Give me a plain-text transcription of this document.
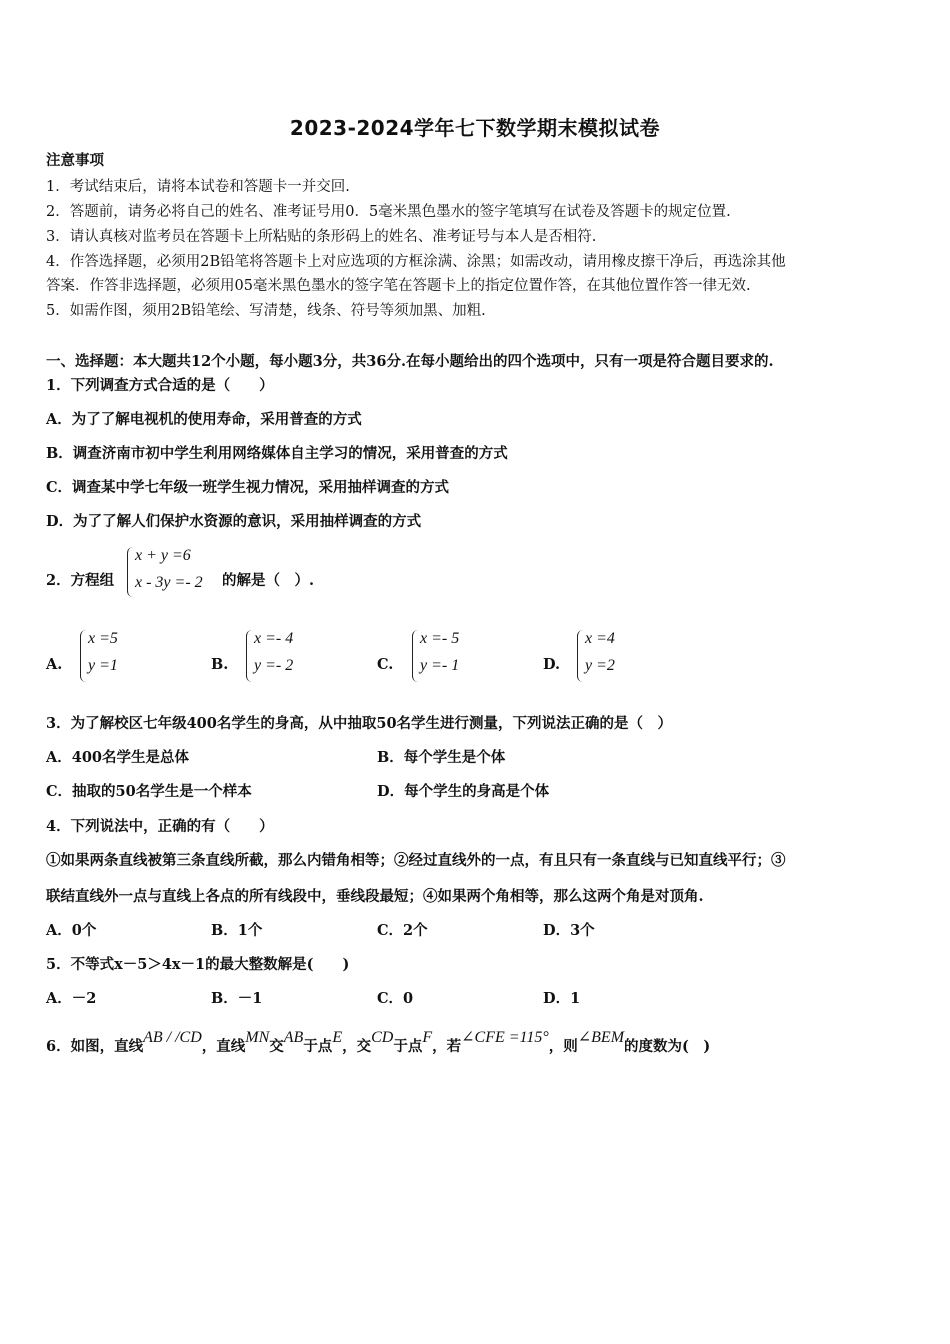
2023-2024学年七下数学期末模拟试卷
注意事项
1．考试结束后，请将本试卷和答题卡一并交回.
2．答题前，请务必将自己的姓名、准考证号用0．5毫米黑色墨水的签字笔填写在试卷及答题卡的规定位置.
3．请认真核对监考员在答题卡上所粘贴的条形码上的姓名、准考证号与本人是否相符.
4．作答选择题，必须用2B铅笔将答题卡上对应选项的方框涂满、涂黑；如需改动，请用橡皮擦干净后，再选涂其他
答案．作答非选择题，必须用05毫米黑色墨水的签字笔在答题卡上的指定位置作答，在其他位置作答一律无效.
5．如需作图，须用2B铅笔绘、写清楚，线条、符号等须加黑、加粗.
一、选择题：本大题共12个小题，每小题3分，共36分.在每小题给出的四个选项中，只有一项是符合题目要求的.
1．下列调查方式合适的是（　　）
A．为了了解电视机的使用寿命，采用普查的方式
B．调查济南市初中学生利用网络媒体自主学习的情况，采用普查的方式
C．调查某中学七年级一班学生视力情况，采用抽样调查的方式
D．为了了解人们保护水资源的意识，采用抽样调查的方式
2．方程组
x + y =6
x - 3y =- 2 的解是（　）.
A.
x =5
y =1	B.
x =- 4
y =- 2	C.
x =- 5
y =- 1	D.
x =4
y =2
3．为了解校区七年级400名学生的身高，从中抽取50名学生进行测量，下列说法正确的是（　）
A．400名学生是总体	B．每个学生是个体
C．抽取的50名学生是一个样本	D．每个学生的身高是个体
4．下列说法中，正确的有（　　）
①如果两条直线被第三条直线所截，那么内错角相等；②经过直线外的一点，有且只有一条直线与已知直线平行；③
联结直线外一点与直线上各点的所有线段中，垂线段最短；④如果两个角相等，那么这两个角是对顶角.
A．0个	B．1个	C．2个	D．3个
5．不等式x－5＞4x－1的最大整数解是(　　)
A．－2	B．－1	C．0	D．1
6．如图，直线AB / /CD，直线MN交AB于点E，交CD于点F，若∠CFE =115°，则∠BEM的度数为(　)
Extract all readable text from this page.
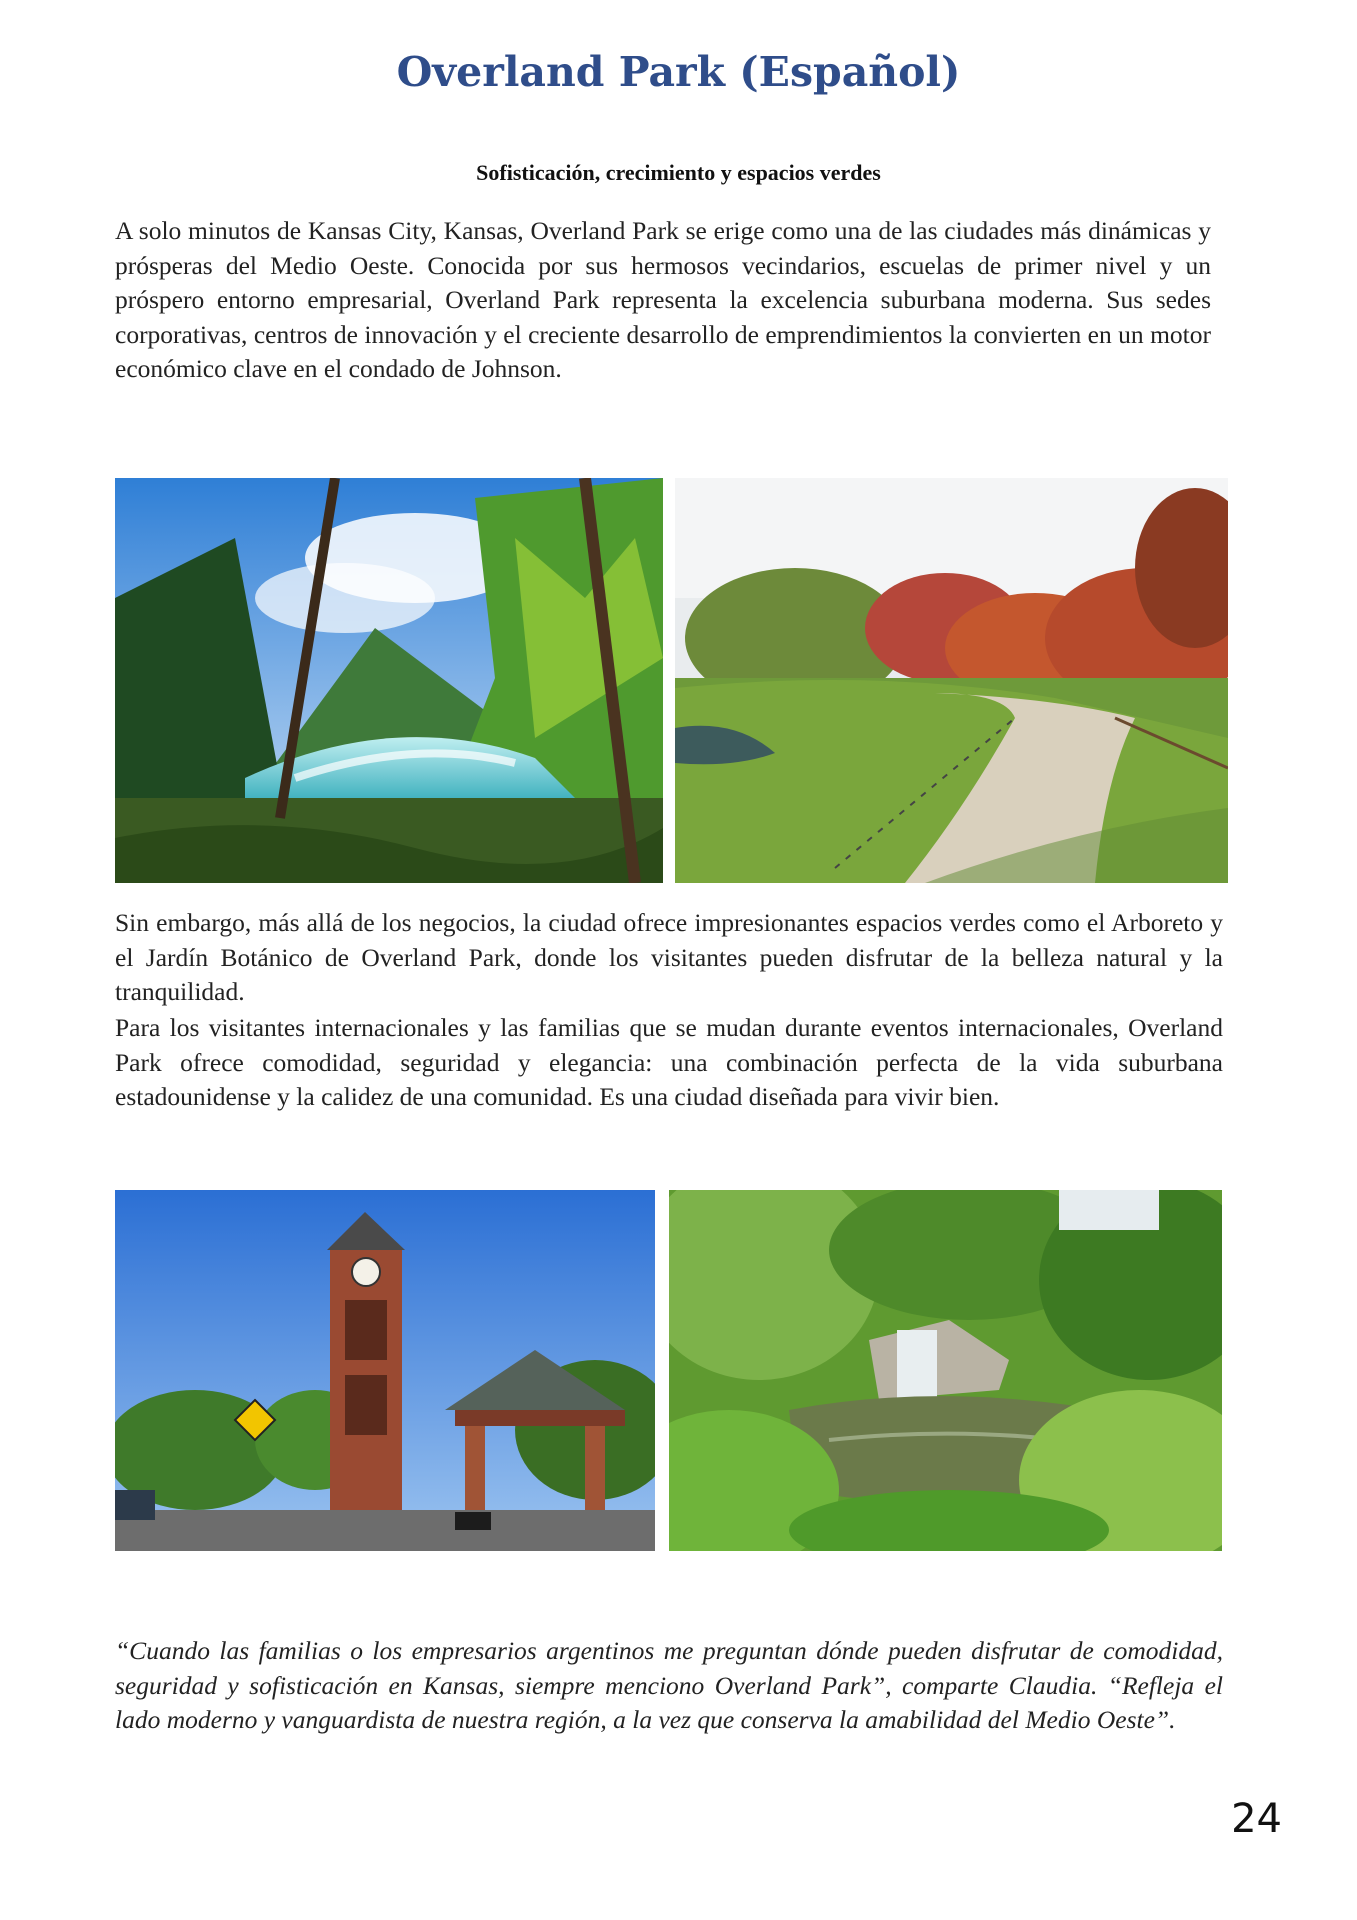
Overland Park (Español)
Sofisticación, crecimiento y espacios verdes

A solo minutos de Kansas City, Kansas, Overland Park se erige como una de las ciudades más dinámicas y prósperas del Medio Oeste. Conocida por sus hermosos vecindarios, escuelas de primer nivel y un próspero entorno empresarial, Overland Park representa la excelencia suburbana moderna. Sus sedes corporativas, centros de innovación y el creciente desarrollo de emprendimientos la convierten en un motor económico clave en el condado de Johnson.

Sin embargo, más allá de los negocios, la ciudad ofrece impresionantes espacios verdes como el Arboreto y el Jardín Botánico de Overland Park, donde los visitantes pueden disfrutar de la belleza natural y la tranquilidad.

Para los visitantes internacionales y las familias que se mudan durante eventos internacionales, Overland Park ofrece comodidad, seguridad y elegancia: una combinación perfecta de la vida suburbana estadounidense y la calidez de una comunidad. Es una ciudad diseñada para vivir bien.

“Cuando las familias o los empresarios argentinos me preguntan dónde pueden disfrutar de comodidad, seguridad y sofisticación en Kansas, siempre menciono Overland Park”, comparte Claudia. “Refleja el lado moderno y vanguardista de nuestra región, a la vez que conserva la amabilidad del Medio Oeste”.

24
──────────
## REQUIREMENT
Every line above should be repeated exactly; pictures stay out of the copy.

## ANSWER IN FULL
Give me a plain-text transcription of this document.
2023-2024学年七下数学期末模拟试卷
注意事项
1．考试结束后，请将本试卷和答题卡一并交回.
2．答题前，请务必将自己的姓名、准考证号用0．5毫米黑色墨水的签字笔填写在试卷及答题卡的规定位置.
3．请认真核对监考员在答题卡上所粘贴的条形码上的姓名、准考证号与本人是否相符.
4．作答选择题，必须用2B铅笔将答题卡上对应选项的方框涂满、涂黑；如需改动，请用橡皮擦干净后，再选涂其他
答案．作答非选择题，必须用05毫米黑色墨水的签字笔在答题卡上的指定位置作答，在其他位置作答一律无效.
5．如需作图，须用2B铅笔绘、写清楚，线条、符号等须加黑、加粗.
一、选择题：本大题共12个小题，每小题3分，共36分.在每小题给出的四个选项中，只有一项是符合题目要求的.
1．下列调查方式合适的是（　　）
A．为了了解电视机的使用寿命，采用普查的方式
B．调查济南市初中学生利用网络媒体自主学习的情况，采用普查的方式
C．调查某中学七年级一班学生视力情况，采用抽样调查的方式
D．为了了解人们保护水资源的意识，采用抽样调查的方式
2．方程组
x + y =6
x - 3y =- 2 的解是（　）.
A.
x =5
y =1	B.
x =- 4
y =- 2	C.
x =- 5
y =- 1	D.
x =4
y =2
3．为了解校区七年级400名学生的身高，从中抽取50名学生进行测量，下列说法正确的是（　）
A．400名学生是总体	B．每个学生是个体
C．抽取的50名学生是一个样本	D．每个学生的身高是个体
4．下列说法中，正确的有（　　）
①如果两条直线被第三条直线所截，那么内错角相等；②经过直线外的一点，有且只有一条直线与已知直线平行；③
联结直线外一点与直线上各点的所有线段中，垂线段最短；④如果两个角相等，那么这两个角是对顶角.
A．0个	B．1个	C．2个	D．3个
5．不等式x－5＞4x－1的最大整数解是(　　)
A．－2	B．－1	C．0	D．1
6．如图，直线AB / /CD，直线MN交AB于点E，交CD于点F，若∠CFE =115°，则∠BEM的度数为(　)
Extract all readable text from this page.
Overland Park (Español)
Sofisticación, crecimiento y espacios verdes

A solo minutos de Kansas City, Kansas, Overland Park se erige como una de las ciudades más dinámicas y prósperas del Medio Oeste. Conocida por sus hermosos vecindarios, escuelas de primer nivel y un próspero entorno empresarial, Overland Park representa la excelencia suburbana moderna. Sus sedes corporativas, centros de innovación y el creciente desarrollo de emprendimientos la convierten en un motor económico clave en el condado de Johnson.

Sin embargo, más allá de los negocios, la ciudad ofrece impresionantes espacios verdes como el Arboreto y el Jardín Botánico de Overland Park, donde los visitantes pueden disfrutar de la belleza natural y la tranquilidad.

Para los visitantes internacionales y las familias que se mudan durante eventos internacionales, Overland Park ofrece comodidad, seguridad y elegancia: una combinación perfecta de la vida suburbana estadounidense y la calidez de una comunidad. Es una ciudad diseñada para vivir bien.

“Cuando las familias o los empresarios argentinos me preguntan dónde pueden disfrutar de comodidad, seguridad y sofisticación en Kansas, siempre menciono Overland Park”, comparte Claudia. “Refleja el lado moderno y vanguardista de nuestra región, a la vez que conserva la amabilidad del Medio Oeste”.

24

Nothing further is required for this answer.